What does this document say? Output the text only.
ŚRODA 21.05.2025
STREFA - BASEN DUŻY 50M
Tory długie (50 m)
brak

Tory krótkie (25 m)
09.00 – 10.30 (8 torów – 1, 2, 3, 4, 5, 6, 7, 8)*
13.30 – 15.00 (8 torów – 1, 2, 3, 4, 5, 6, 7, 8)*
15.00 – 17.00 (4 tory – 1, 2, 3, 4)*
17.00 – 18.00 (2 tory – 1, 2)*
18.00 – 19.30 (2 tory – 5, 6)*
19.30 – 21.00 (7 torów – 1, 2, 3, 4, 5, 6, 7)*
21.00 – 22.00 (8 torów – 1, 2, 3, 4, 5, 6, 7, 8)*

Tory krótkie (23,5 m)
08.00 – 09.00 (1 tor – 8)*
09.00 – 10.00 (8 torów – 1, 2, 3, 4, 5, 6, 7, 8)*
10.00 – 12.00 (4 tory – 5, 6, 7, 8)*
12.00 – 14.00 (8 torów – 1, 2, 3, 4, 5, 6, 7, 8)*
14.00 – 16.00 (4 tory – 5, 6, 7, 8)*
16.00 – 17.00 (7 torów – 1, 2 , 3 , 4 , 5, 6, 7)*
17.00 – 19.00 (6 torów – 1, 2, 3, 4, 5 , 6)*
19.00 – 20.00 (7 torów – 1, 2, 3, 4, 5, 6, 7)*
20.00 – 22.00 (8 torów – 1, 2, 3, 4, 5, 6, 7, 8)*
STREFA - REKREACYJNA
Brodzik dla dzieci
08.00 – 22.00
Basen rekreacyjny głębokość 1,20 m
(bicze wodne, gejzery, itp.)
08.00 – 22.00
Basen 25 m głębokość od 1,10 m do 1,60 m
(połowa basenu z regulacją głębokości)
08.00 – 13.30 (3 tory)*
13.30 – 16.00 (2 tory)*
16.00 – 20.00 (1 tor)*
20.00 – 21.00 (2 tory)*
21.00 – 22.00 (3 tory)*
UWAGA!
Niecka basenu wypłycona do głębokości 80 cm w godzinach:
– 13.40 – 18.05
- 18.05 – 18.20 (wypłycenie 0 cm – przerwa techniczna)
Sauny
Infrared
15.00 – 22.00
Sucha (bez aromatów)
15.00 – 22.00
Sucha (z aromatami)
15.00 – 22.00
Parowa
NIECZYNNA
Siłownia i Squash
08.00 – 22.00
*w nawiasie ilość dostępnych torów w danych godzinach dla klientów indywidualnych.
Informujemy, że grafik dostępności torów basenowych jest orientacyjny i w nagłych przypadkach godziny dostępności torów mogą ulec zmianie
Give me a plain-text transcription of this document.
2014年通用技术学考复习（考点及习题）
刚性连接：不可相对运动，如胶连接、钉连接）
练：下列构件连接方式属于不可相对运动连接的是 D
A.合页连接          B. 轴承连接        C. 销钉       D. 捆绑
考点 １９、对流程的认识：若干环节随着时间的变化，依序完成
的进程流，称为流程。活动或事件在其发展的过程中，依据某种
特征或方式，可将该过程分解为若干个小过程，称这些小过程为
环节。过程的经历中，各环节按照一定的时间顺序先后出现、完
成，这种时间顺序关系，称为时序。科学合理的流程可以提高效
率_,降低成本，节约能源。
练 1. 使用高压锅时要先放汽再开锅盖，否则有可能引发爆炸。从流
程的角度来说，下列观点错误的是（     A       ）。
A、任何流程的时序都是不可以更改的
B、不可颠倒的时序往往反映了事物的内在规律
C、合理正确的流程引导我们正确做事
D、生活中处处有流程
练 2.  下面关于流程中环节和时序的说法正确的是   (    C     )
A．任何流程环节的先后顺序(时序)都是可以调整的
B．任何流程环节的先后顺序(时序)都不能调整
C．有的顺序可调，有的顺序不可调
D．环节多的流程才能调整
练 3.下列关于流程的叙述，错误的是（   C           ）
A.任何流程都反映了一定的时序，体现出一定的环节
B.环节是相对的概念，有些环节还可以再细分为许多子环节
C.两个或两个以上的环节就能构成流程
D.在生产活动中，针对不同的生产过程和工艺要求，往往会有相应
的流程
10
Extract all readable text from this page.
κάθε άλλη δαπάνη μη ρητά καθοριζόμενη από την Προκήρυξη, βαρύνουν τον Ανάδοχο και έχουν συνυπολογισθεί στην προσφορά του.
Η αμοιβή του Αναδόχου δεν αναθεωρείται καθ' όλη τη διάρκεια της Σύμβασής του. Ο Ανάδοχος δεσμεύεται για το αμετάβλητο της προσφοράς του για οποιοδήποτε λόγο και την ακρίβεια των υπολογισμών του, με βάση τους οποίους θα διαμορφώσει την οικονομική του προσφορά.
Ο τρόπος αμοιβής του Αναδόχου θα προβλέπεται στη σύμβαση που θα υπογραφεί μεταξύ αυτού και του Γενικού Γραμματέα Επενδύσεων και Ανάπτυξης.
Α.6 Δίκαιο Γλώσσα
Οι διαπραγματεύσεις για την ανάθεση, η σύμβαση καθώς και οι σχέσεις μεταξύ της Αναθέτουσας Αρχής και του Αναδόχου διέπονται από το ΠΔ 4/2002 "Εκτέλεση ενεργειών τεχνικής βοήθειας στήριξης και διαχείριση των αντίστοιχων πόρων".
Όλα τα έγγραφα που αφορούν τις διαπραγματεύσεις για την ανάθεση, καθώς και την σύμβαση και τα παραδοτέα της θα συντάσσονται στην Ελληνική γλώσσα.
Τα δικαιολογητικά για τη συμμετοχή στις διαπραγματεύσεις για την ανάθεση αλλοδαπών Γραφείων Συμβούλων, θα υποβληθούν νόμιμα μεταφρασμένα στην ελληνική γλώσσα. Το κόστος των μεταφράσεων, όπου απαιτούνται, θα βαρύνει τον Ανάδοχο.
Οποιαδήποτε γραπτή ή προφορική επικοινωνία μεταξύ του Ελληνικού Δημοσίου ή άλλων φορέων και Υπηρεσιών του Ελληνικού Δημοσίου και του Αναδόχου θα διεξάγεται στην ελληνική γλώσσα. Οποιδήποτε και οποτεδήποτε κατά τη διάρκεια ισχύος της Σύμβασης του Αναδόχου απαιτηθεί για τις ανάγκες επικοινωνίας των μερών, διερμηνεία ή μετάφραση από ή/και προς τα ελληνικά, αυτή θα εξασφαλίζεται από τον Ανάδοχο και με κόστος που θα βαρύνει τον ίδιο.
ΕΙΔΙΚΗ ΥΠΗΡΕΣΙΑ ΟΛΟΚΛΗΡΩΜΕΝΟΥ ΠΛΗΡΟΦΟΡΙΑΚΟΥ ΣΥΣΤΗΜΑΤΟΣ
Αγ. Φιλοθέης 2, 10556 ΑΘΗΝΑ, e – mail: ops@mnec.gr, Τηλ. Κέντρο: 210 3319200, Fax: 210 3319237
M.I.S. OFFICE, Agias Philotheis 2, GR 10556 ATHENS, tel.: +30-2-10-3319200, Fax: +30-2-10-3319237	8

▸ Problem to solve
The lines above should be duplicated exactly.

▸ Task answer
What does this document say? Output the text only.
ŚRODA 21.05.2025
STREFA - BASEN DUŻY 50M
Tory długie (50 m)
brak

Tory krótkie (25 m)
09.00 – 10.30 (8 torów – 1, 2, 3, 4, 5, 6, 7, 8)*
13.30 – 15.00 (8 torów – 1, 2, 3, 4, 5, 6, 7, 8)*
15.00 – 17.00 (4 tory – 1, 2, 3, 4)*
17.00 – 18.00 (2 tory – 1, 2)*
18.00 – 19.30 (2 tory – 5, 6)*
19.30 – 21.00 (7 torów – 1, 2, 3, 4, 5, 6, 7)*
21.00 – 22.00 (8 torów – 1, 2, 3, 4, 5, 6, 7, 8)*

Tory krótkie (23,5 m)
08.00 – 09.00 (1 tor – 8)*
09.00 – 10.00 (8 torów – 1, 2, 3, 4, 5, 6, 7, 8)*
10.00 – 12.00 (4 tory – 5, 6, 7, 8)*
12.00 – 14.00 (8 torów – 1, 2, 3, 4, 5, 6, 7, 8)*
14.00 – 16.00 (4 tory – 5, 6, 7, 8)*
16.00 – 17.00 (7 torów – 1, 2 , 3 , 4 , 5, 6, 7)*
17.00 – 19.00 (6 torów – 1, 2, 3, 4, 5 , 6)*
19.00 – 20.00 (7 torów – 1, 2, 3, 4, 5, 6, 7)*
20.00 – 22.00 (8 torów – 1, 2, 3, 4, 5, 6, 7, 8)*
STREFA - REKREACYJNA
Brodzik dla dzieci
08.00 – 22.00
Basen rekreacyjny głębokość 1,20 m
(bicze wodne, gejzery, itp.)
08.00 – 22.00
Basen 25 m głębokość od 1,10 m do 1,60 m
(połowa basenu z regulacją głębokości)
08.00 – 13.30 (3 tory)*
13.30 – 16.00 (2 tory)*
16.00 – 20.00 (1 tor)*
20.00 – 21.00 (2 tory)*
21.00 – 22.00 (3 tory)*
UWAGA!
Niecka basenu wypłycona do głębokości 80 cm w godzinach:
– 13.40 – 18.05
- 18.05 – 18.20 (wypłycenie 0 cm – przerwa techniczna)
Sauny
Infrared
15.00 – 22.00
Sucha (bez aromatów)
15.00 – 22.00
Sucha (z aromatami)
15.00 – 22.00
Parowa
NIECZYNNA
Siłownia i Squash
08.00 – 22.00
*w nawiasie ilość dostępnych torów w danych godzinach dla klientów indywidualnych.
Informujemy, że grafik dostępności torów basenowych jest orientacyjny i w nagłych przypadkach godziny dostępności torów mogą ulec zmianie
Give me a plain-text transcription of this document.
2014年通用技术学考复习（考点及习题）
刚性连接：不可相对运动，如胶连接、钉连接）
练：下列构件连接方式属于不可相对运动连接的是 D
A.合页连接          B. 轴承连接        C. 销钉       D. 捆绑
考点 １９、对流程的认识：若干环节随着时间的变化，依序完成
的进程流，称为流程。活动或事件在其发展的过程中，依据某种
特征或方式，可将该过程分解为若干个小过程，称这些小过程为
环节。过程的经历中，各环节按照一定的时间顺序先后出现、完
成，这种时间顺序关系，称为时序。科学合理的流程可以提高效
率_,降低成本，节约能源。
练 1. 使用高压锅时要先放汽再开锅盖，否则有可能引发爆炸。从流
程的角度来说，下列观点错误的是（     A       ）。
A、任何流程的时序都是不可以更改的
B、不可颠倒的时序往往反映了事物的内在规律
C、合理正确的流程引导我们正确做事
D、生活中处处有流程
练 2.  下面关于流程中环节和时序的说法正确的是   (    C     )
A．任何流程环节的先后顺序(时序)都是可以调整的
B．任何流程环节的先后顺序(时序)都不能调整
C．有的顺序可调，有的顺序不可调
D．环节多的流程才能调整
练 3.下列关于流程的叙述，错误的是（   C           ）
A.任何流程都反映了一定的时序，体现出一定的环节
B.环节是相对的概念，有些环节还可以再细分为许多子环节
C.两个或两个以上的环节就能构成流程
D.在生产活动中，针对不同的生产过程和工艺要求，往往会有相应
的流程
10
Extract all readable text from this page.
κάθε άλλη δαπάνη μη ρητά καθοριζόμενη από την Προκήρυξη, βαρύνουν τον Ανάδοχο και έχουν συνυπολογισθεί στην προσφορά του.
Η αμοιβή του Αναδόχου δεν αναθεωρείται καθ' όλη τη διάρκεια της Σύμβασής του. Ο Ανάδοχος δεσμεύεται για το αμετάβλητο της προσφοράς του για οποιοδήποτε λόγο και την ακρίβεια των υπολογισμών του, με βάση τους οποίους θα διαμορφώσει την οικονομική του προσφορά.
Ο τρόπος αμοιβής του Αναδόχου θα προβλέπεται στη σύμβαση που θα υπογραφεί μεταξύ αυτού και του Γενικού Γραμματέα Επενδύσεων και Ανάπτυξης.
Α.6 Δίκαιο Γλώσσα
Οι διαπραγματεύσεις για την ανάθεση, η σύμβαση καθώς και οι σχέσεις μεταξύ της Αναθέτουσας Αρχής και του Αναδόχου διέπονται από το ΠΔ 4/2002 "Εκτέλεση ενεργειών τεχνικής βοήθειας στήριξης και διαχείριση των αντίστοιχων πόρων".
Όλα τα έγγραφα που αφορούν τις διαπραγματεύσεις για την ανάθεση, καθώς και την σύμβαση και τα παραδοτέα της θα συντάσσονται στην Ελληνική γλώσσα.
Τα δικαιολογητικά για τη συμμετοχή στις διαπραγματεύσεις για την ανάθεση αλλοδαπών Γραφείων Συμβούλων, θα υποβληθούν νόμιμα μεταφρασμένα στην ελληνική γλώσσα. Το κόστος των μεταφράσεων, όπου απαιτούνται, θα βαρύνει τον Ανάδοχο.
Οποιαδήποτε γραπτή ή προφορική επικοινωνία μεταξύ του Ελληνικού Δημοσίου ή άλλων φορέων και Υπηρεσιών του Ελληνικού Δημοσίου και του Αναδόχου θα διεξάγεται στην ελληνική γλώσσα. Οποιδήποτε και οποτεδήποτε κατά τη διάρκεια ισχύος της Σύμβασης του Αναδόχου απαιτηθεί για τις ανάγκες επικοινωνίας των μερών, διερμηνεία ή μετάφραση από ή/και προς τα ελληνικά, αυτή θα εξασφαλίζεται από τον Ανάδοχο και με κόστος που θα βαρύνει τον ίδιο.
ΕΙΔΙΚΗ ΥΠΗΡΕΣΙΑ ΟΛΟΚΛΗΡΩΜΕΝΟΥ ΠΛΗΡΟΦΟΡΙΑΚΟΥ ΣΥΣΤΗΜΑΤΟΣ
Αγ. Φιλοθέης 2, 10556 ΑΘΗΝΑ, e – mail: ops@mnec.gr, Τηλ. Κέντρο: 210 3319200, Fax: 210 3319237
M.I.S. OFFICE, Agias Philotheis 2, GR 10556 ATHENS, tel.: +30-2-10-3319200, Fax: +30-2-10-3319237	8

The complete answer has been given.